● **Directions for this task**
Quote the whole listing word for word. Do not include the pictures.

==== Raw records

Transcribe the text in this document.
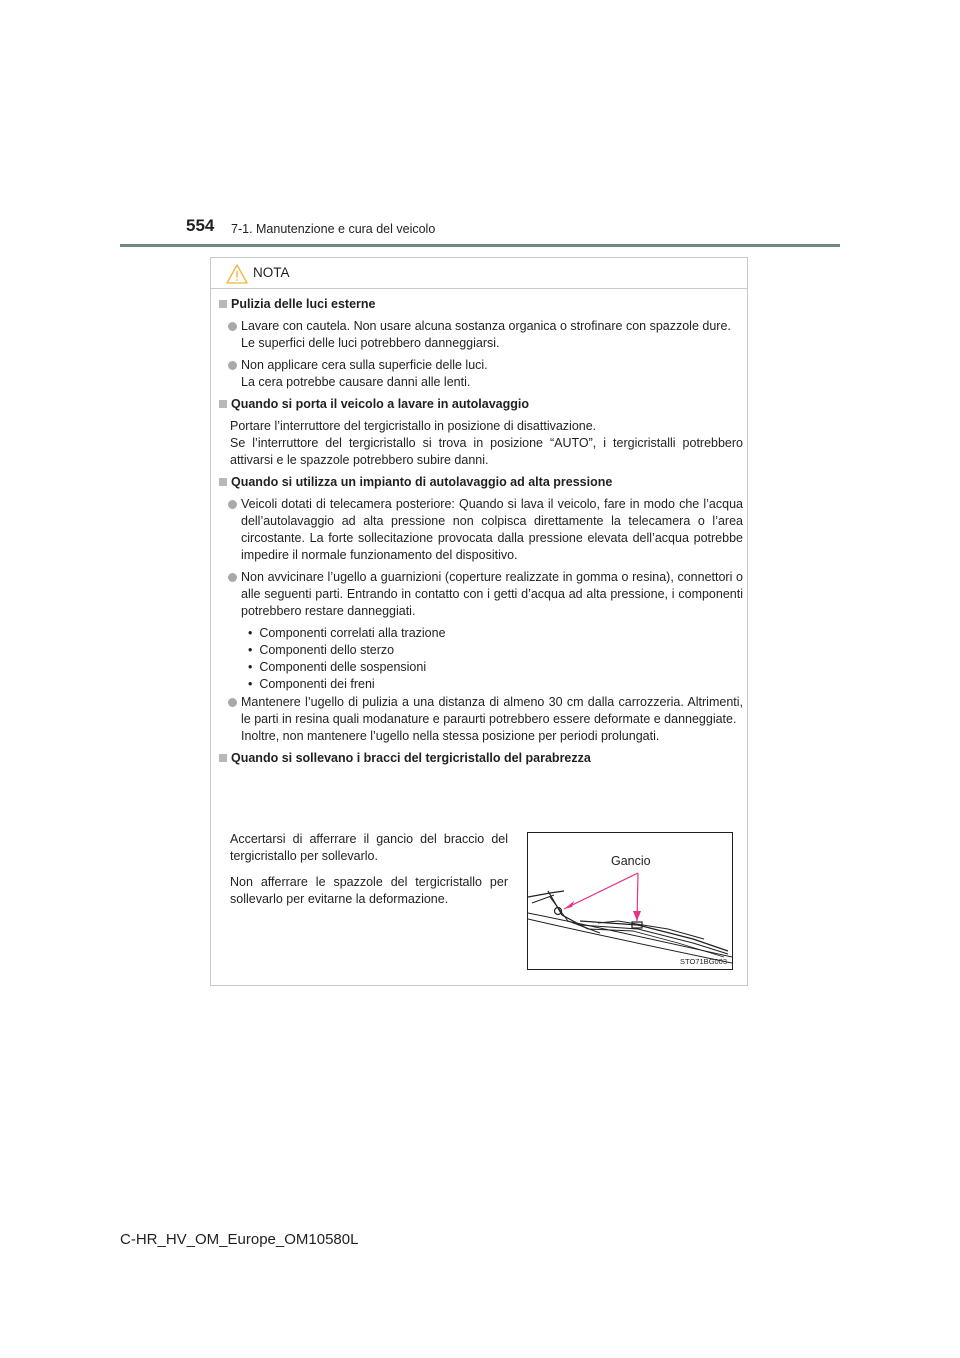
554 7-1. Manutenzione e cura del veicolo
NOTA
Pulizia delle luci esterne
Lavare con cautela. Non usare alcuna sostanza organica o strofinare con spazzole dure.
Le superfici delle luci potrebbero danneggiarsi.
Non applicare cera sulla superficie delle luci.
La cera potrebbe causare danni alle lenti.
Quando si porta il veicolo a lavare in autolavaggio
Portare l’interruttore del tergicristallo in posizione di disattivazione.
Se l’interruttore del tergicristallo si trova in posizione “AUTO”, i tergicristalli potrebbero attivarsi e le spazzole potrebbero subire danni.
Quando si utilizza un impianto di autolavaggio ad alta pressione
Veicoli dotati di telecamera posteriore: Quando si lava il veicolo, fare in modo che l’acqua dell’autolavaggio ad alta pressione non colpisca direttamente la telecamera o l’area circostante. La forte sollecitazione provocata dalla pressione elevata dell’acqua potrebbe impedire il normale funzionamento del dispositivo.
Non avvicinare l’ugello a guarnizioni (coperture realizzate in gomma o resina), connettori o alle seguenti parti. Entrando in contatto con i getti d’acqua ad alta pressione, i componenti potrebbero restare danneggiati.
•  Componenti correlati alla trazione
•  Componenti dello sterzo
•  Componenti delle sospensioni
•  Componenti dei freni
Mantenere l’ugello di pulizia a una distanza di almeno 30 cm dalla carrozzeria. Altrimenti, le parti in resina quali modanature e paraurti potrebbero essere deformate e danneggiate.
Inoltre, non mantenere l’ugello nella stessa posizione per periodi prolungati.
Quando si sollevano i bracci del tergicristallo del parabrezza
Accertarsi di afferrare il gancio del braccio del tergicristallo per sollevarlo.
Non afferrare le spazzole del tergicristallo per sollevarlo per evitarne la deformazione.
Gancio
STO71BG003
C-HR_HV_OM_Europe_OM10580L
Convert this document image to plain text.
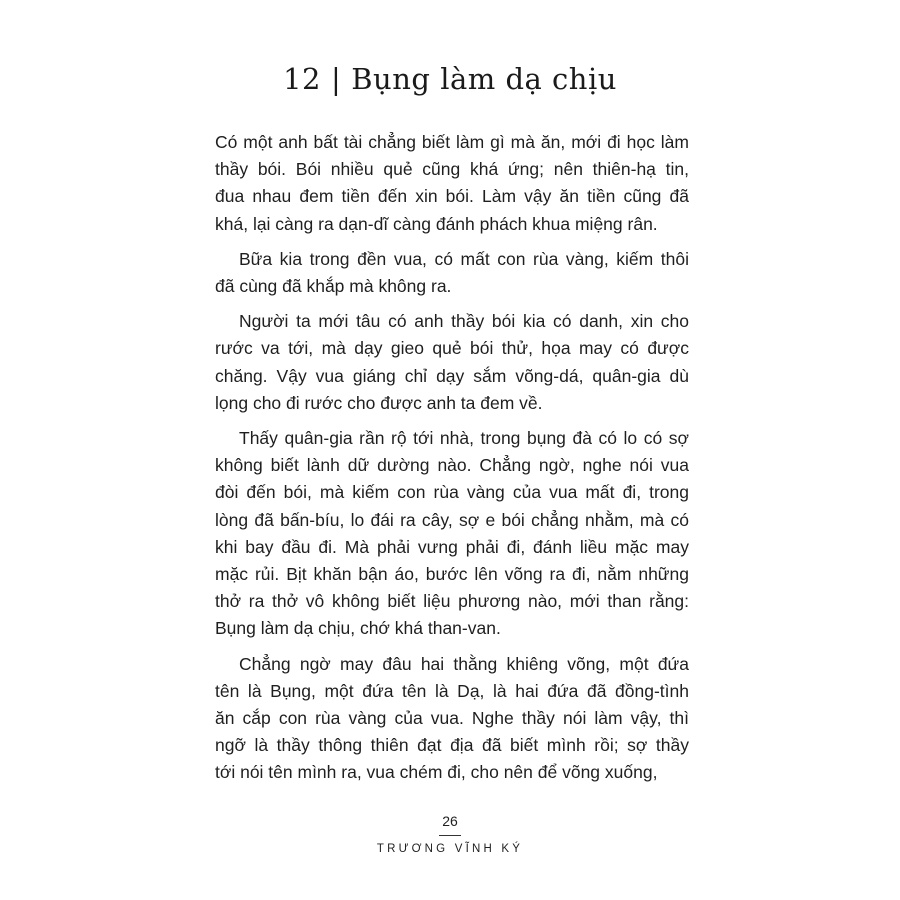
12 | Bụng làm dạ chịu

Có một anh bất tài chẳng biết làm gì mà ăn, mới đi học làm
thầy bói. Bói nhiều quẻ cũng khá ứng; nên thiên-hạ tin,
đua nhau đem tiền đến xin bói. Làm vậy ăn tiền cũng đã
khá, lại càng ra dạn-dĩ càng đánh phách khua miệng rân.

Bữa kia trong đền vua, có mất con rùa vàng, kiếm thôi
đã cùng đã khắp mà không ra.

Người ta mới tâu có anh thầy bói kia có danh, xin cho
rước va tới, mà dạy gieo quẻ bói thử, họa may có được
chăng. Vậy vua giáng chỉ dạy sắm võng-dá, quân-gia dù
lọng cho đi rước cho được anh ta đem về.

Thấy quân-gia rần rộ tới nhà, trong bụng đà có lo có sợ
không biết lành dữ dường nào. Chẳng ngờ, nghe nói vua
đòi đến bói, mà kiếm con rùa vàng của vua mất đi, trong
lòng đã bấn-bíu, lo đái ra cây, sợ e bói chẳng nhằm, mà có
khi bay đầu đi. Mà phải vưng phải đi, đánh liều mặc may
mặc rủi. Bịt khăn bận áo, bước lên võng ra đi, nằm những
thở ra thở vô không biết liệu phương nào, mới than rằng:
Bụng làm dạ chịu, chớ khá than-van.

Chẳng ngờ may đâu hai thằng khiêng võng, một đứa
tên là Bụng, một đứa tên là Dạ, là hai đứa đã đồng-tình
ăn cắp con rùa vàng của vua. Nghe thầy nói làm vậy, thì
ngỡ là thầy thông thiên đạt địa đã biết mình rồi; sợ thầy
tới nói tên mình ra, vua chém đi, cho nên để võng xuống,

26
TRƯƠNG VĨNH KÝ
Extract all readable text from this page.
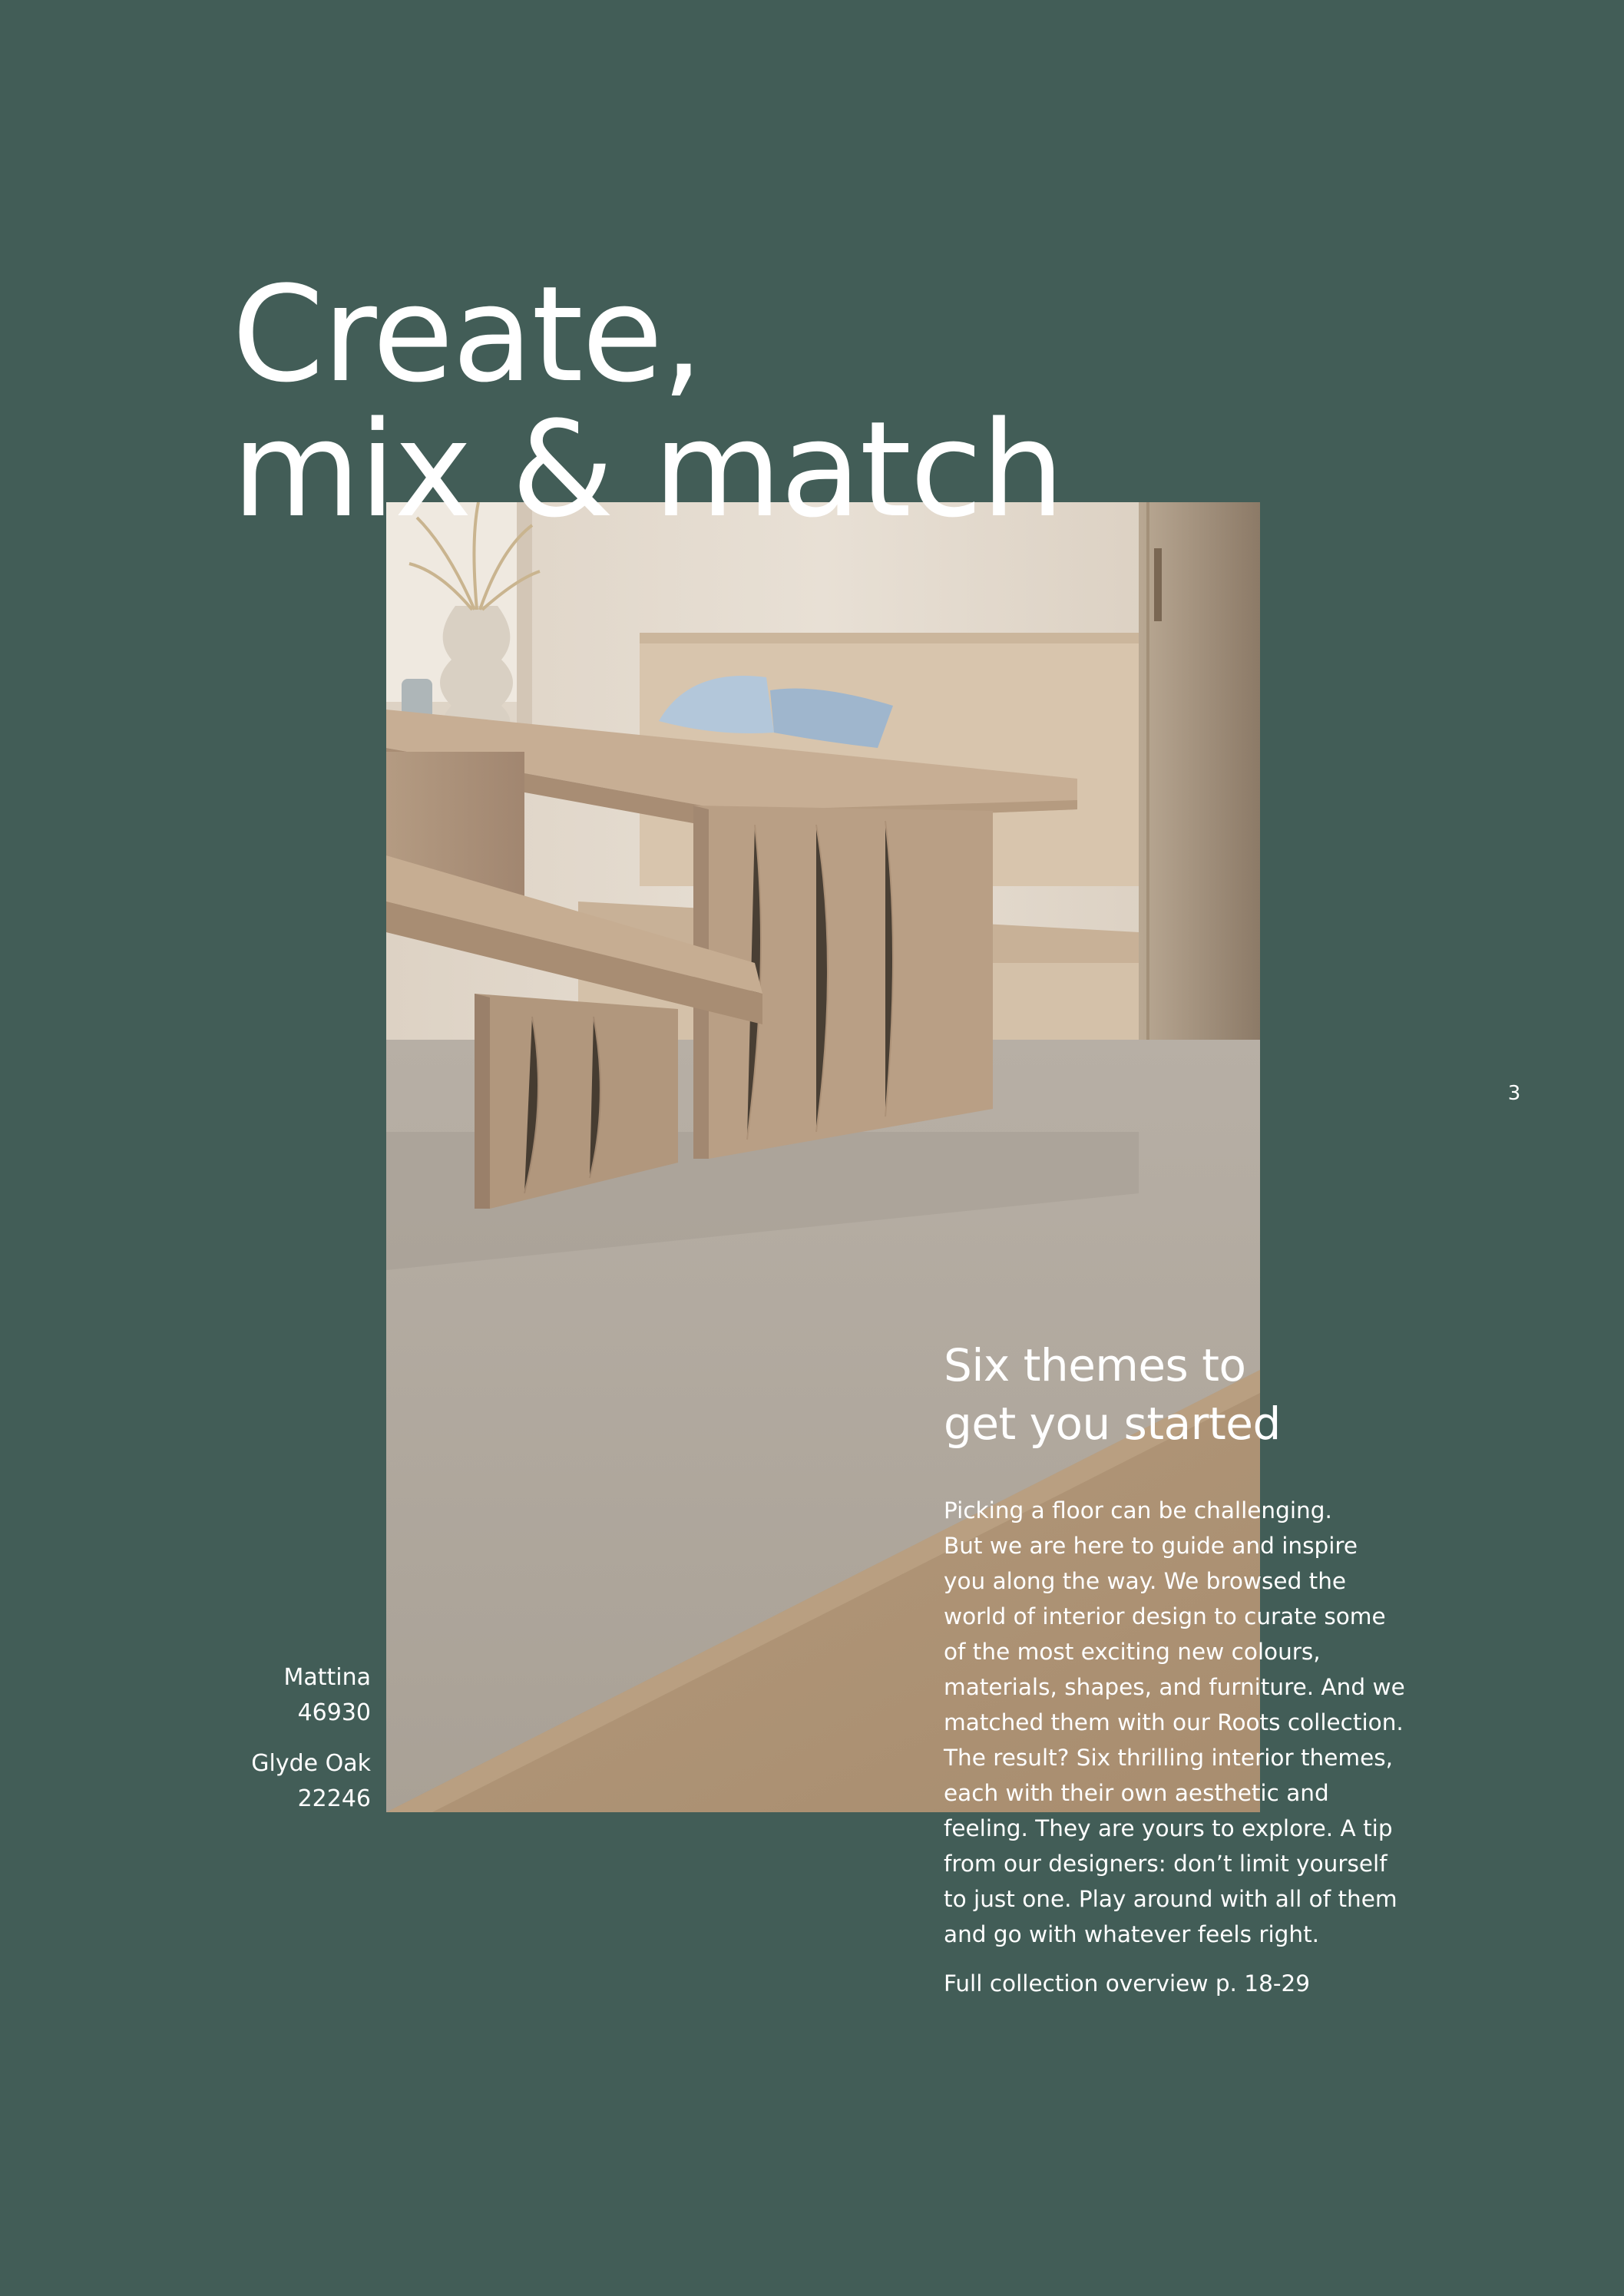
Create,
mix & match
3

Mattina
46930

Glyde Oak
22246

Six themes to
get you started

Picking a floor can be challenging.
But we are here to guide and inspire
you along the way. We browsed the
world of interior design to curate some
of the most exciting new colours,
materials, shapes, and furniture. And we
matched them with our Roots collection.
The result? Six thrilling interior themes,
each with their own aesthetic and
feeling. They are yours to explore. A tip
from our designers: don’t limit yourself
to just one. Play around with all of them
and go with whatever feels right.

Full collection overview p. 18-29
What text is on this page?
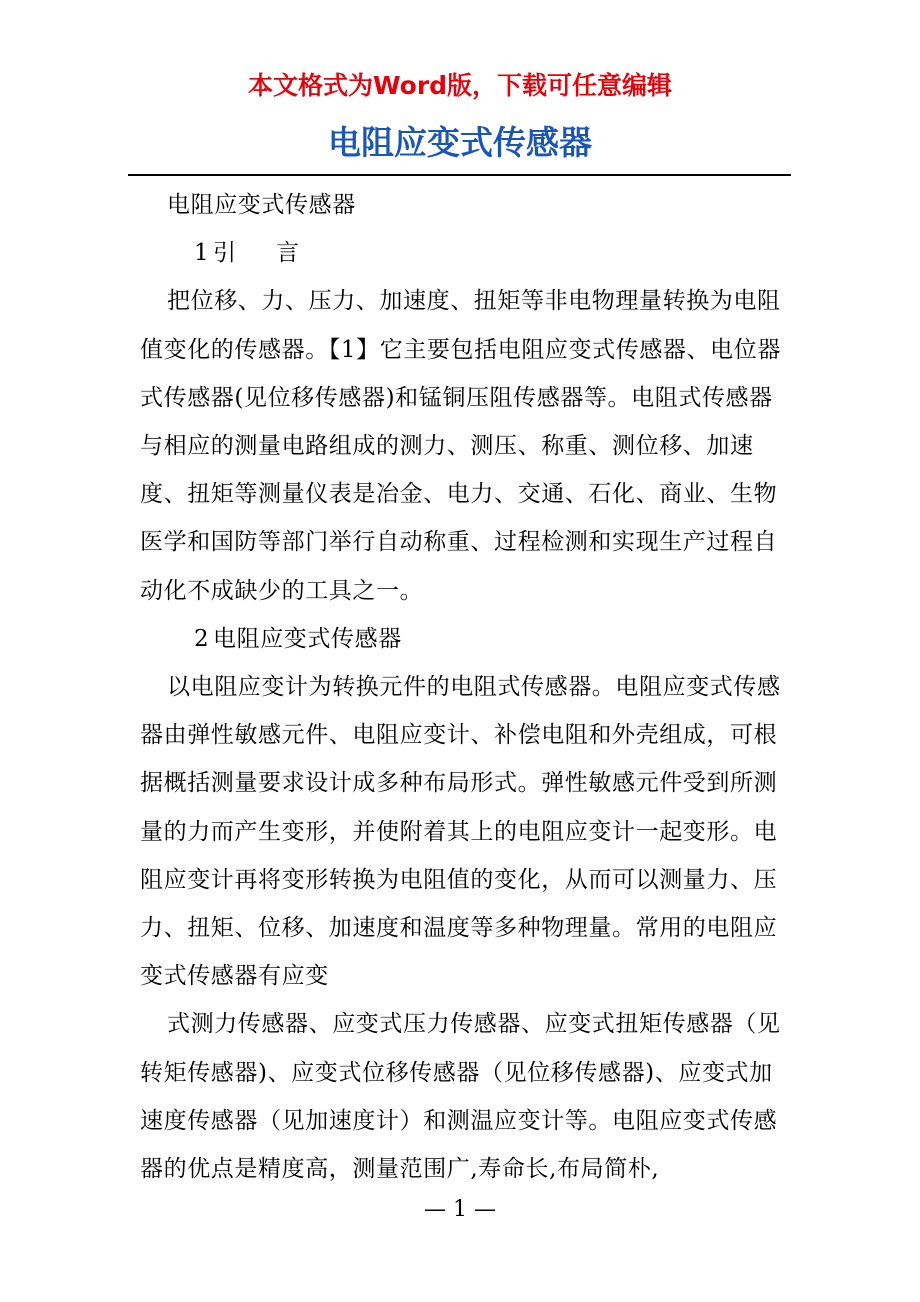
本文格式为Word版，下载可任意编辑
电阻应变式传感器

电阻应变式传感器

1 引言

把位移、力、压力、加速度、扭矩等非电物理量转换为电阻值变化的传感器。【1】它主要包括电阻应变式传感器、电位器式传感器(见位移传感器)和锰铜压阻传感器等。电阻式传感器与相应的测量电路组成的测力、测压、称重、测位移、加速度、扭矩等测量仪表是冶金、电力、交通、石化、商业、生物医学和国防等部门举行自动称重、过程检测和实现生产过程自动化不成缺少的工具之一。

2 电阻应变式传感器

以电阻应变计为转换元件的电阻式传感器。电阻应变式传感器由弹性敏感元件、电阻应变计、补偿电阻和外壳组成，可根据概括测量要求设计成多种布局形式。弹性敏感元件受到所测量的力而产生变形，并使附着其上的电阻应变计一起变形。电阻应变计再将变形转换为电阻值的变化，从而可以测量力、压力、扭矩、位移、加速度和温度等多种物理量。常用的电阻应变式传感器有应变

式测力传感器、应变式压力传感器、应变式扭矩传感器（见转矩传感器)、应变式位移传感器（见位移传感器)、应变式加速度传感器（见加速度计）和测温应变计等。电阻应变式传感器的优点是精度高，测量范围广,寿命长,布局简朴,

— 1 —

========

● **Task result**
Transcribe the text in this document.
554 7-1. Manutenzione e cura del veicolo
NOTA
Pulizia delle luci esterne
Lavare con cautela. Non usare alcuna sostanza organica o strofinare con spazzole dure.
Le superfici delle luci potrebbero danneggiarsi.
Non applicare cera sulla superficie delle luci.
La cera potrebbe causare danni alle lenti.
Quando si porta il veicolo a lavare in autolavaggio
Portare l’interruttore del tergicristallo in posizione di disattivazione.
Se l’interruttore del tergicristallo si trova in posizione “AUTO”, i tergicristalli potrebbero attivarsi e le spazzole potrebbero subire danni.
Quando si utilizza un impianto di autolavaggio ad alta pressione
Veicoli dotati di telecamera posteriore: Quando si lava il veicolo, fare in modo che l’acqua dell’autolavaggio ad alta pressione non colpisca direttamente la telecamera o l’area circostante. La forte sollecitazione provocata dalla pressione elevata dell’acqua potrebbe impedire il normale funzionamento del dispositivo.
Non avvicinare l’ugello a guarnizioni (coperture realizzate in gomma o resina), connettori o alle seguenti parti. Entrando in contatto con i getti d’acqua ad alta pressione, i componenti potrebbero restare danneggiati.
•  Componenti correlati alla trazione
•  Componenti dello sterzo
•  Componenti delle sospensioni
•  Componenti dei freni
Mantenere l’ugello di pulizia a una distanza di almeno 30 cm dalla carrozzeria. Altrimenti, le parti in resina quali modanature e paraurti potrebbero essere deformate e danneggiate.
Inoltre, non mantenere l’ugello nella stessa posizione per periodi prolungati.
Quando si sollevano i bracci del tergicristallo del parabrezza
Accertarsi di afferrare il gancio del braccio del tergicristallo per sollevarlo.
Non afferrare le spazzole del tergicristallo per sollevarlo per evitarne la deformazione.
Gancio
STO71BG003
C-HR_HV_OM_Europe_OM10580L
Convert this document image to plain text.
12 | Bụng làm dạ chịu

Có một anh bất tài chẳng biết làm gì mà ăn, mới đi học làm
thầy bói. Bói nhiều quẻ cũng khá ứng; nên thiên-hạ tin,
đua nhau đem tiền đến xin bói. Làm vậy ăn tiền cũng đã
khá, lại càng ra dạn-dĩ càng đánh phách khua miệng rân.

Bữa kia trong đền vua, có mất con rùa vàng, kiếm thôi
đã cùng đã khắp mà không ra.

Người ta mới tâu có anh thầy bói kia có danh, xin cho
rước va tới, mà dạy gieo quẻ bói thử, họa may có được
chăng. Vậy vua giáng chỉ dạy sắm võng-dá, quân-gia dù
lọng cho đi rước cho được anh ta đem về.

Thấy quân-gia rần rộ tới nhà, trong bụng đà có lo có sợ
không biết lành dữ dường nào. Chẳng ngờ, nghe nói vua
đòi đến bói, mà kiếm con rùa vàng của vua mất đi, trong
lòng đã bấn-bíu, lo đái ra cây, sợ e bói chẳng nhằm, mà có
khi bay đầu đi. Mà phải vưng phải đi, đánh liều mặc may
mặc rủi. Bịt khăn bận áo, bước lên võng ra đi, nằm những
thở ra thở vô không biết liệu phương nào, mới than rằng:
Bụng làm dạ chịu, chớ khá than-van.

Chẳng ngờ may đâu hai thằng khiêng võng, một đứa
tên là Bụng, một đứa tên là Dạ, là hai đứa đã đồng-tình
ăn cắp con rùa vàng của vua. Nghe thầy nói làm vậy, thì
ngỡ là thầy thông thiên đạt địa đã biết mình rồi; sợ thầy
tới nói tên mình ra, vua chém đi, cho nên để võng xuống,

26
TRƯƠNG VĨNH KÝ
Extract all readable text from this page.
Create,
mix & match
3

Mattina
46930

Glyde Oak
22246

Six themes to
get you started

Picking a floor can be challenging.
But we are here to guide and inspire
you along the way. We browsed the
world of interior design to curate some
of the most exciting new colours,
materials, shapes, and furniture. And we
matched them with our Roots collection.
The result? Six thrilling interior themes,
each with their own aesthetic and
feeling. They are yours to explore. A tip
from our designers: don’t limit yourself
to just one. Play around with all of them
and go with whatever feels right.

Full collection overview p. 18-29
What text is on this page?
本文格式为Word版，下载可任意编辑
电阻应变式传感器

电阻应变式传感器

1 引言

把位移、力、压力、加速度、扭矩等非电物理量转换为电阻值变化的传感器。【1】它主要包括电阻应变式传感器、电位器式传感器(见位移传感器)和锰铜压阻传感器等。电阻式传感器与相应的测量电路组成的测力、测压、称重、测位移、加速度、扭矩等测量仪表是冶金、电力、交通、石化、商业、生物医学和国防等部门举行自动称重、过程检测和实现生产过程自动化不成缺少的工具之一。

2 电阻应变式传感器

以电阻应变计为转换元件的电阻式传感器。电阻应变式传感器由弹性敏感元件、电阻应变计、补偿电阻和外壳组成，可根据概括测量要求设计成多种布局形式。弹性敏感元件受到所测量的力而产生变形，并使附着其上的电阻应变计一起变形。电阻应变计再将变形转换为电阻值的变化，从而可以测量力、压力、扭矩、位移、加速度和温度等多种物理量。常用的电阻应变式传感器有应变

式测力传感器、应变式压力传感器、应变式扭矩传感器（见转矩传感器)、应变式位移传感器（见位移传感器)、应变式加速度传感器（见加速度计）和测温应变计等。电阻应变式传感器的优点是精度高，测量范围广,寿命长,布局简朴,

— 1 —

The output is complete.